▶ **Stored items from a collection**
-----

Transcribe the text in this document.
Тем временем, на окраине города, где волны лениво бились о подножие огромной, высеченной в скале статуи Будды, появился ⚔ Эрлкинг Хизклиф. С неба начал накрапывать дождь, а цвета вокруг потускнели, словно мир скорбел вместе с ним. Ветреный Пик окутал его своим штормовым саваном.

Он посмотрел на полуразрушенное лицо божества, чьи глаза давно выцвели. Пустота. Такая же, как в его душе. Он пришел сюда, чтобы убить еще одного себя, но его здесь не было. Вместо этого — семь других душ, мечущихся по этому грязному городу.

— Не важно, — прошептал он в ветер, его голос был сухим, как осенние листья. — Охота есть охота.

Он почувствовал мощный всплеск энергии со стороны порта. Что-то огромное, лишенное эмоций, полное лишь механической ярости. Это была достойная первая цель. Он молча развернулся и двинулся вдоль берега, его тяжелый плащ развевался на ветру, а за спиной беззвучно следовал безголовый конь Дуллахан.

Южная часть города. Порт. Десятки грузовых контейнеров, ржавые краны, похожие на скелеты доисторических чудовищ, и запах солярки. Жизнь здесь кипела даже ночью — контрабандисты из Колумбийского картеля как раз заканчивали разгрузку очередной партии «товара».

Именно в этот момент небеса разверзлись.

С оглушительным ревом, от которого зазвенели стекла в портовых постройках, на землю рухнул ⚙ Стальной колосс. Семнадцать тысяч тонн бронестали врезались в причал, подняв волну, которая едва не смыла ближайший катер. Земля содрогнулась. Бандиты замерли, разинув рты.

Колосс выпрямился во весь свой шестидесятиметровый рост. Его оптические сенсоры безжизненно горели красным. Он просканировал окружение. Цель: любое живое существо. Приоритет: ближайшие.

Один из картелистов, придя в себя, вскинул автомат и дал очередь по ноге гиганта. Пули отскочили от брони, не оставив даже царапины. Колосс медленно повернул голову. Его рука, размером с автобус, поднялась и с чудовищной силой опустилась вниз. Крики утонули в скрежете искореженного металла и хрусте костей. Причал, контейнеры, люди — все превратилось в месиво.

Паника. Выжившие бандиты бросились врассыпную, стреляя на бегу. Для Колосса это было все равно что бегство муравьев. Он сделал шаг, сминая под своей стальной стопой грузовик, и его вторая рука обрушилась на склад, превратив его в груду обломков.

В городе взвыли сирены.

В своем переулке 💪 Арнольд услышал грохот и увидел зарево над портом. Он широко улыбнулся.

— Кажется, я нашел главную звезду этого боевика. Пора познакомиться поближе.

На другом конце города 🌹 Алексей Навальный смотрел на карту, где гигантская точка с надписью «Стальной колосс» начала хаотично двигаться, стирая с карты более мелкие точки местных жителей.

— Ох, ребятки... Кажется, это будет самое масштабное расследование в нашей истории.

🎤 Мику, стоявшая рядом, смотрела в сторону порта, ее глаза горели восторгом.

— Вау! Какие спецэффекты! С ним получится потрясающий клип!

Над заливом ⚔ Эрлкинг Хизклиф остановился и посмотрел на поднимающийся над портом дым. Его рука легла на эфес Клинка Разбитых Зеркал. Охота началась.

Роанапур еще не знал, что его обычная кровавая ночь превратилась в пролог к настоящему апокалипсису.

-----

▶ **Exercise**
Each record must be returned exactly as it is written.

▶ **Result**
Transcribe the text in this document.
Тем временем, на окраине города, где волны лениво бились о подножие огромной, высеченной в скале статуи Будды, появился ⚔ Эрлкинг Хизклиф. С неба начал накрапывать дождь, а цвета вокруг потускнели, словно мир скорбел вместе с ним. Ветреный Пик окутал его своим штормовым саваном.

Он посмотрел на полуразрушенное лицо божества, чьи глаза давно выцвели. Пустота. Такая же, как в его душе. Он пришел сюда, чтобы убить еще одного себя, но его здесь не было. Вместо этого — семь других душ, мечущихся по этому грязному городу.

— Не важно, — прошептал он в ветер, его голос был сухим, как осенние листья. — Охота есть охота.

Он почувствовал мощный всплеск энергии со стороны порта. Что-то огромное, лишенное эмоций, полное лишь механической ярости. Это была достойная первая цель. Он молча развернулся и двинулся вдоль берега, его тяжелый плащ развевался на ветру, а за спиной беззвучно следовал безголовый конь Дуллахан.

Южная часть города. Порт. Десятки грузовых контейнеров, ржавые краны, похожие на скелеты доисторических чудовищ, и запах солярки. Жизнь здесь кипела даже ночью — контрабандисты из Колумбийского картеля как раз заканчивали разгрузку очередной партии «товара».

Именно в этот момент небеса разверзлись.

С оглушительным ревом, от которого зазвенели стекла в портовых постройках, на землю рухнул ⚙ Стальной колосс. Семнадцать тысяч тонн бронестали врезались в причал, подняв волну, которая едва не смыла ближайший катер. Земля содрогнулась. Бандиты замерли, разинув рты.

Колосс выпрямился во весь свой шестидесятиметровый рост. Его оптические сенсоры безжизненно горели красным. Он просканировал окружение. Цель: любое живое существо. Приоритет: ближайшие.

Один из картелистов, придя в себя, вскинул автомат и дал очередь по ноге гиганта. Пули отскочили от брони, не оставив даже царапины. Колосс медленно повернул голову. Его рука, размером с автобус, поднялась и с чудовищной силой опустилась вниз. Крики утонули в скрежете искореженного металла и хрусте костей. Причал, контейнеры, люди — все превратилось в месиво.

Паника. Выжившие бандиты бросились врассыпную, стреляя на бегу. Для Колосса это было все равно что бегство муравьев. Он сделал шаг, сминая под своей стальной стопой грузовик, и его вторая рука обрушилась на склад, превратив его в груду обломков.

В городе взвыли сирены.

В своем переулке 💪 Арнольд услышал грохот и увидел зарево над портом. Он широко улыбнулся.

— Кажется, я нашел главную звезду этого боевика. Пора познакомиться поближе.

На другом конце города 🌹 Алексей Навальный смотрел на карту, где гигантская точка с надписью «Стальной колосс» начала хаотично двигаться, стирая с карты более мелкие точки местных жителей.

— Ох, ребятки... Кажется, это будет самое масштабное расследование в нашей истории.

🎤 Мику, стоявшая рядом, смотрела в сторону порта, ее глаза горели восторгом.

— Вау! Какие спецэффекты! С ним получится потрясающий клип!

Над заливом ⚔ Эрлкинг Хизклиф остановился и посмотрел на поднимающийся над портом дым. Его рука легла на эфес Клинка Разбитых Зеркал. Охота началась.

Роанапур еще не знал, что его обычная кровавая ночь превратилась в пролог к настоящему апокалипсису.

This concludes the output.